[REQUIREMENT]:
List the lines of this listing that hold the word "find".

[ITEMS]:
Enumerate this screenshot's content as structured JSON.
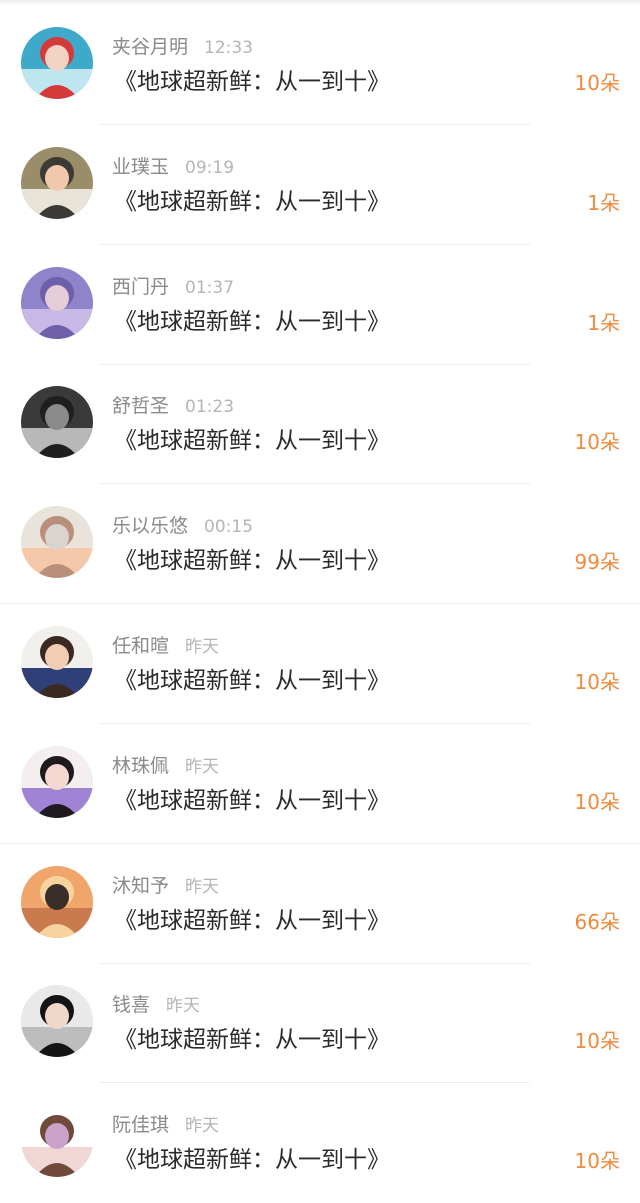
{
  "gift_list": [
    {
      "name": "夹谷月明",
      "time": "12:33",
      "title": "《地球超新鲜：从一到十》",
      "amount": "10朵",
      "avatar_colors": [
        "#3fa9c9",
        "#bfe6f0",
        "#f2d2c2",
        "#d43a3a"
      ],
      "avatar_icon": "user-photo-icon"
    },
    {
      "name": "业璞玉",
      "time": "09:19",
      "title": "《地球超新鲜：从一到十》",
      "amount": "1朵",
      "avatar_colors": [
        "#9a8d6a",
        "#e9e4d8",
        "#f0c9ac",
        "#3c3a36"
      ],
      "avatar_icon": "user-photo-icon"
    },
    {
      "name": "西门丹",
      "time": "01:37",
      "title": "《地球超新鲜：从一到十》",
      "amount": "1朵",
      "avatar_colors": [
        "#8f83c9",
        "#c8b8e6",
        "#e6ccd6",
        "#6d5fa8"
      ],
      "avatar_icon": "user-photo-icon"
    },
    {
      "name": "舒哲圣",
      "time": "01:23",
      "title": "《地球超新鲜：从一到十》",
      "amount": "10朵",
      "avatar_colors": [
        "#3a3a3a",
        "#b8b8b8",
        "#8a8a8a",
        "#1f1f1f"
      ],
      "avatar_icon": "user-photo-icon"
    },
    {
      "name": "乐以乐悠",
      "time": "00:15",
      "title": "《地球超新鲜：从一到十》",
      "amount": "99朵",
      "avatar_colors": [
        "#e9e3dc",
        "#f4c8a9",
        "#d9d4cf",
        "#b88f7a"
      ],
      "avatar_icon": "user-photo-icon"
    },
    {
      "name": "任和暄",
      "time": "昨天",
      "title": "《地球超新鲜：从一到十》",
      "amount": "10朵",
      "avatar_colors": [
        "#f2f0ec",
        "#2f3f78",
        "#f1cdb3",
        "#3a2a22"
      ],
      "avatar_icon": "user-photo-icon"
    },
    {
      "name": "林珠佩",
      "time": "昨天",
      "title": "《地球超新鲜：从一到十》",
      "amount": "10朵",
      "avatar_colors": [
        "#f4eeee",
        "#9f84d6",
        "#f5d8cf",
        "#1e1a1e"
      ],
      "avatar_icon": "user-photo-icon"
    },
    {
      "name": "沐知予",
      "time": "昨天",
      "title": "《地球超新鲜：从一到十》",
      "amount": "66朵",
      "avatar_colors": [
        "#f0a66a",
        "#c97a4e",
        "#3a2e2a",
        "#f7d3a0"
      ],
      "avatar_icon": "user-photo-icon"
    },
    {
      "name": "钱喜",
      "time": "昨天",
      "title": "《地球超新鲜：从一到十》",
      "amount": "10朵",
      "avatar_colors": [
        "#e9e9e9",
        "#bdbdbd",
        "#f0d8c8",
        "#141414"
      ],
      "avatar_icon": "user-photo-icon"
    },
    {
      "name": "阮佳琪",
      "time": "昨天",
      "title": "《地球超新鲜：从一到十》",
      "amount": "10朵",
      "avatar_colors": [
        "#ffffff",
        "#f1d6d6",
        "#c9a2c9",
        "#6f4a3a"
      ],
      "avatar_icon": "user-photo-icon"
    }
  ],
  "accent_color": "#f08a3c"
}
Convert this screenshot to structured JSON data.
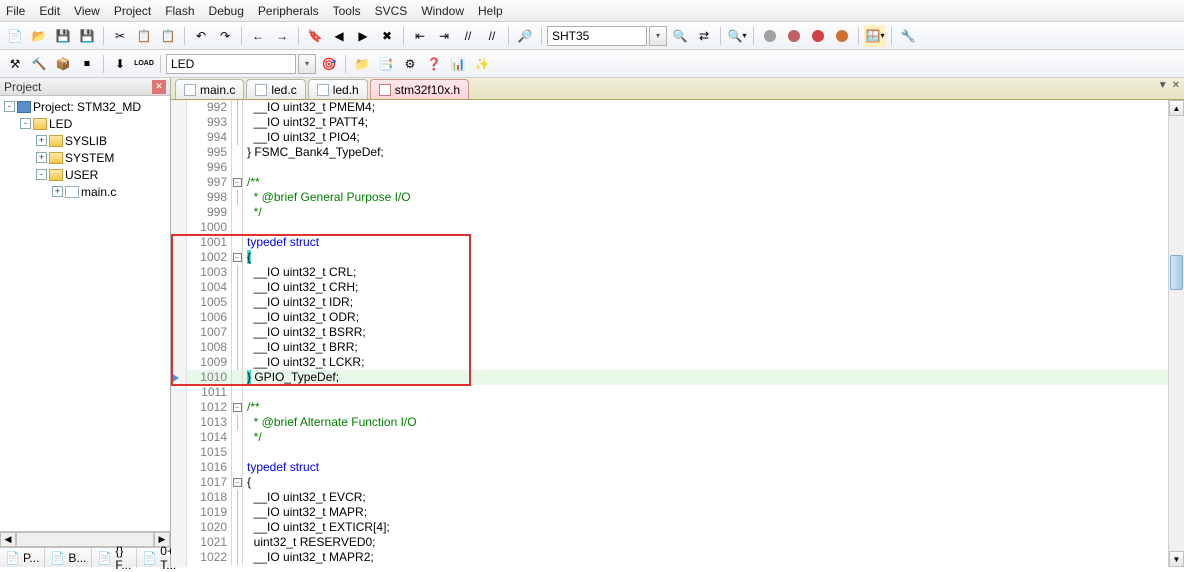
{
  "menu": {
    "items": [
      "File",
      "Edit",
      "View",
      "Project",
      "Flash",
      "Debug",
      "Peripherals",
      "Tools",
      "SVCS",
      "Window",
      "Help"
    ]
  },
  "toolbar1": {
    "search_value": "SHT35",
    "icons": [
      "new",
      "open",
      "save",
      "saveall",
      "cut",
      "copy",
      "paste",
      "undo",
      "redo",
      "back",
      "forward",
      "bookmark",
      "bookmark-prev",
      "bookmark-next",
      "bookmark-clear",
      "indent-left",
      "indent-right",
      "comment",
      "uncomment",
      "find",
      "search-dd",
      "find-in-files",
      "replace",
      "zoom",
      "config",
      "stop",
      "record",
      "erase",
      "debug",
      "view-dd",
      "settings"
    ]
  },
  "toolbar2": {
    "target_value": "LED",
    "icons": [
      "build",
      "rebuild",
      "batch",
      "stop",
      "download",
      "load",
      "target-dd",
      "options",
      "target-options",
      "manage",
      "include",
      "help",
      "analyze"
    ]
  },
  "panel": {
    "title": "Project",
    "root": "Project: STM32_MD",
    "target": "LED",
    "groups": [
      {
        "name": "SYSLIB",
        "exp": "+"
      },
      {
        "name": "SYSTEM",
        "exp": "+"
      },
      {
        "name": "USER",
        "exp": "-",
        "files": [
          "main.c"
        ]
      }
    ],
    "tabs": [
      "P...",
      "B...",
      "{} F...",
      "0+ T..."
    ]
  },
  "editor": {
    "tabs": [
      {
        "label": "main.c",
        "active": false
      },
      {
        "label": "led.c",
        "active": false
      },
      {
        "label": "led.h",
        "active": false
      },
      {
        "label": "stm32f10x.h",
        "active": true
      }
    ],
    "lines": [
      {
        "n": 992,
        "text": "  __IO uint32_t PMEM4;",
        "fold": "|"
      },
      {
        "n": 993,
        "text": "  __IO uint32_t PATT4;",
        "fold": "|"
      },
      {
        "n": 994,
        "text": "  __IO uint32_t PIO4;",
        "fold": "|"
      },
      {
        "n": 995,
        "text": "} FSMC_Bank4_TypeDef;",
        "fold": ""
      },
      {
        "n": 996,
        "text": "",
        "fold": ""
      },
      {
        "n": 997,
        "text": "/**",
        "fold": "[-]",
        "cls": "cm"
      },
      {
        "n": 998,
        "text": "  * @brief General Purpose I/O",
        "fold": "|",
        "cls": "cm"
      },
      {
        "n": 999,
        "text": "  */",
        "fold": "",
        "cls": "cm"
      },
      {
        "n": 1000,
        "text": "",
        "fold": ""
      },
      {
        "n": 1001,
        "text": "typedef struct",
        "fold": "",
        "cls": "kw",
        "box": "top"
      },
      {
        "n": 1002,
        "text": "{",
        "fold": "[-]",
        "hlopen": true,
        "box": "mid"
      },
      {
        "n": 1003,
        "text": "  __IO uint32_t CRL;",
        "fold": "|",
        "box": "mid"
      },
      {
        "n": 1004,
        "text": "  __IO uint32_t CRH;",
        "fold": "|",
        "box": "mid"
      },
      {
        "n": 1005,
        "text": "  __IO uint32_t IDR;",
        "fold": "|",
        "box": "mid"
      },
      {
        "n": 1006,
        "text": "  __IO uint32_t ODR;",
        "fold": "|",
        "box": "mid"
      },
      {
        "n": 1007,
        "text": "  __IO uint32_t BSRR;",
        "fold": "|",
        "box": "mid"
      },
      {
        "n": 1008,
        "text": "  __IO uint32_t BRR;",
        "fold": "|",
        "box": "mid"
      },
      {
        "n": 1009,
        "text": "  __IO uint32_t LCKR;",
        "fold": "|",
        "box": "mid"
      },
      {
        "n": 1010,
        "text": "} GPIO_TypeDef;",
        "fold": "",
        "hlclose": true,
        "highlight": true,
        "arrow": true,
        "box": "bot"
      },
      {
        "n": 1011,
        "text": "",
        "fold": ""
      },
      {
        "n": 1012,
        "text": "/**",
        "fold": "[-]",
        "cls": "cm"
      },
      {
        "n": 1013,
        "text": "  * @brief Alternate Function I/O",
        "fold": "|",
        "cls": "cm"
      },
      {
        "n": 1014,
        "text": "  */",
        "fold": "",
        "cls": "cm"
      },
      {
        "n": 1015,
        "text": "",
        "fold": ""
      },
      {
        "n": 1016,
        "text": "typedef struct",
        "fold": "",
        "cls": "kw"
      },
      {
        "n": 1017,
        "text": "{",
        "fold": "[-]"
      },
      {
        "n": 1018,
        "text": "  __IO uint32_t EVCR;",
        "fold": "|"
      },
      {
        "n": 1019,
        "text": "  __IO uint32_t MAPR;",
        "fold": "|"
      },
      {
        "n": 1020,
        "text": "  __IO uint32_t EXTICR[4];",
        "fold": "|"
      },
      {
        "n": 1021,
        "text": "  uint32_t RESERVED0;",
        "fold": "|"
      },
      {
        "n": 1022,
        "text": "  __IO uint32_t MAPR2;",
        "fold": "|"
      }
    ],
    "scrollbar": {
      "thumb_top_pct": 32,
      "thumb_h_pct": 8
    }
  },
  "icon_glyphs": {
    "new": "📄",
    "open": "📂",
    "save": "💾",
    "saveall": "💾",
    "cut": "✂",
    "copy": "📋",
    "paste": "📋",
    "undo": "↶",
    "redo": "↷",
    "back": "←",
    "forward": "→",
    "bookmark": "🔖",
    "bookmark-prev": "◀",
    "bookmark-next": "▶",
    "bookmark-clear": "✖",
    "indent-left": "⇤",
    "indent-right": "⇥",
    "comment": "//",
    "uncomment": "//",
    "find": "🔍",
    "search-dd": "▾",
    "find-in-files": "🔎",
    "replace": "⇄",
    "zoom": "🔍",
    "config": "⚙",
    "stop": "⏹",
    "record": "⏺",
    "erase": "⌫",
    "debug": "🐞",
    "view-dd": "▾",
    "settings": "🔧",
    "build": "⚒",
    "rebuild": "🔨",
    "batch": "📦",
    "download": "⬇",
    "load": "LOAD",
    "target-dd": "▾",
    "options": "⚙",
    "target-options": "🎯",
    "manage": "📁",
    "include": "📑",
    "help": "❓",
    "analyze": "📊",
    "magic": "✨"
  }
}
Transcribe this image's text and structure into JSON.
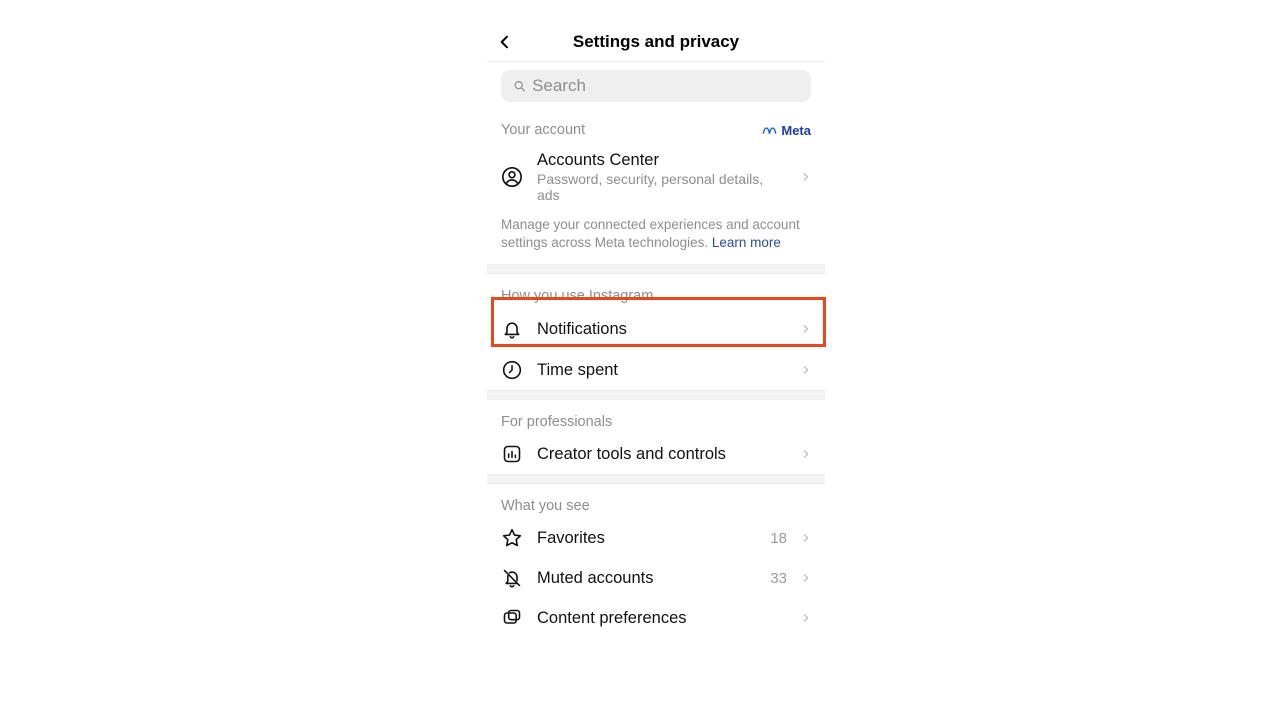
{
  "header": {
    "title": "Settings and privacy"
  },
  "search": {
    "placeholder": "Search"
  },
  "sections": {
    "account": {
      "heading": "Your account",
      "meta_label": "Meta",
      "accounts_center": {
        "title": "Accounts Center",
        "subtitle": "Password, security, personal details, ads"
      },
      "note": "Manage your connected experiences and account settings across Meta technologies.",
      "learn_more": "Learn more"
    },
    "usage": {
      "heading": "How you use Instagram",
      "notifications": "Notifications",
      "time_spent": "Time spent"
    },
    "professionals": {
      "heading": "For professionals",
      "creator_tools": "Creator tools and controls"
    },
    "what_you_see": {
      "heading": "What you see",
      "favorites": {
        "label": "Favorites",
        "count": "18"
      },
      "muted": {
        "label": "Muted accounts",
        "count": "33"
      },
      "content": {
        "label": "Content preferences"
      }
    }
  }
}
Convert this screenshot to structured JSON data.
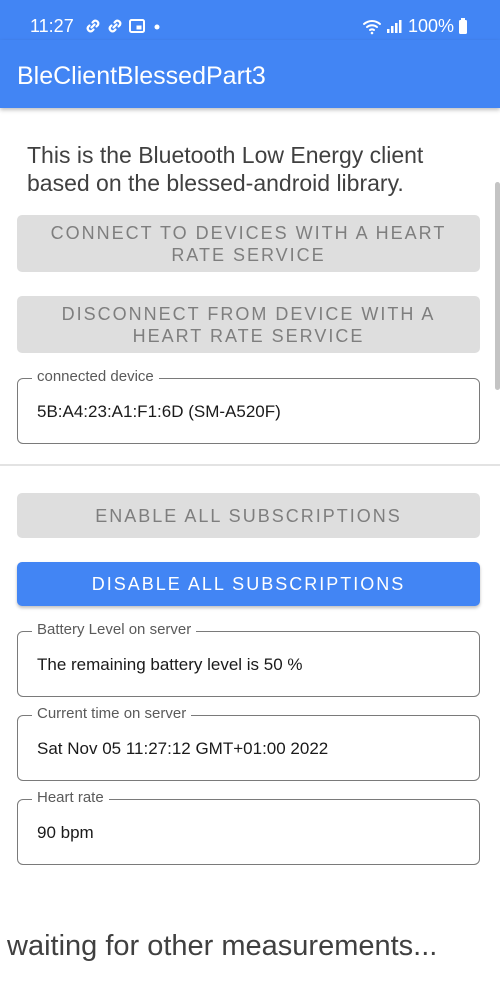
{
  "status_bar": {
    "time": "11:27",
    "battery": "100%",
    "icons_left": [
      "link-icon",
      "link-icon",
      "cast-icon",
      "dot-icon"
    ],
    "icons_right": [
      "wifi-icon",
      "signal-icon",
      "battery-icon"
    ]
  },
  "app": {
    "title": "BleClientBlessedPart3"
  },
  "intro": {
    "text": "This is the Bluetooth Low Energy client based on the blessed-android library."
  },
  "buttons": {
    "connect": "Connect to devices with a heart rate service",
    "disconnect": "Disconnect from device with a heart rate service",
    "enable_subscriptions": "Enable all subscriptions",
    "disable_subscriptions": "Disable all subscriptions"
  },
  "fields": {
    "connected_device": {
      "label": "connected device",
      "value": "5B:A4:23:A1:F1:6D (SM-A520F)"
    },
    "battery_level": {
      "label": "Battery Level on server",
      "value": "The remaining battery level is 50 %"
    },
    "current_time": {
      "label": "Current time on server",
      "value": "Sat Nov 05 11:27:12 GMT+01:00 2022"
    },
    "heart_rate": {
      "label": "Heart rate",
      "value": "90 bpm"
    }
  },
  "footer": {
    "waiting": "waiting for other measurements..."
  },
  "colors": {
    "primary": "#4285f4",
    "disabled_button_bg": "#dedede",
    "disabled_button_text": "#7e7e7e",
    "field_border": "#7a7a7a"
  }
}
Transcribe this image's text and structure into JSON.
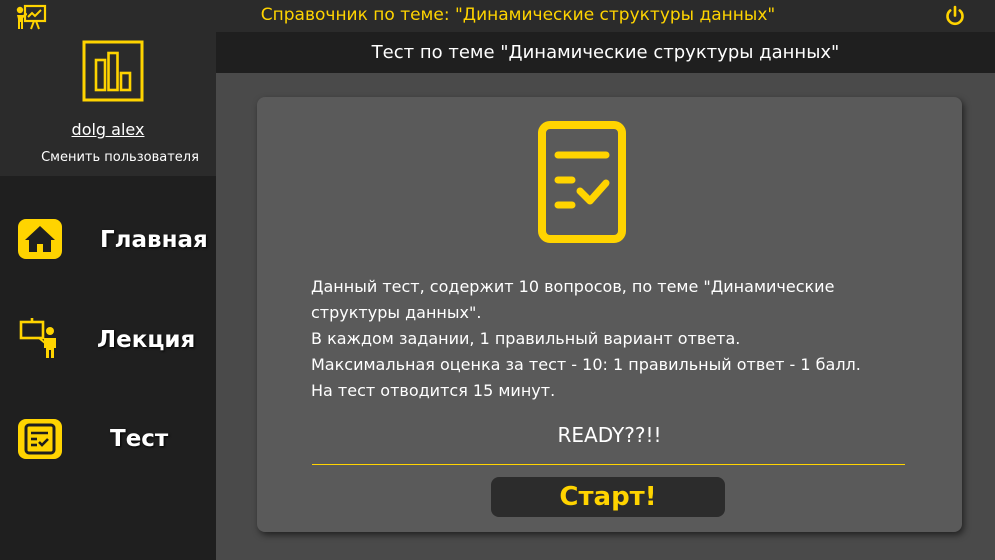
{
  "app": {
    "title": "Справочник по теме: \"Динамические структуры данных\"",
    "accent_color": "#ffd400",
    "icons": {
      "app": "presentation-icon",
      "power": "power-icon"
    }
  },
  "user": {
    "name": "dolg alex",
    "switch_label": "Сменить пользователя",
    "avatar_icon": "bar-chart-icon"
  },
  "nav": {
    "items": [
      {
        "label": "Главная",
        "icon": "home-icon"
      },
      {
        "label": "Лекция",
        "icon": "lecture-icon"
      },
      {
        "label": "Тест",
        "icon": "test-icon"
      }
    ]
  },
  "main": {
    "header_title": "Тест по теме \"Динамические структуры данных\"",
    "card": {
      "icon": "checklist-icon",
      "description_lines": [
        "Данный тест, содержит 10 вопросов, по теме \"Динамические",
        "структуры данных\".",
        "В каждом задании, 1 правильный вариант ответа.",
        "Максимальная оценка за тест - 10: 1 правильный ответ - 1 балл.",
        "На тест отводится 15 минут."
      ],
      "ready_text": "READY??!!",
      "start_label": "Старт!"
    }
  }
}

[ANSWER FOR THE TASK]:
      "find",
      "find-in-files",
    "find": "🔍",
    "find-in-files": "🔎",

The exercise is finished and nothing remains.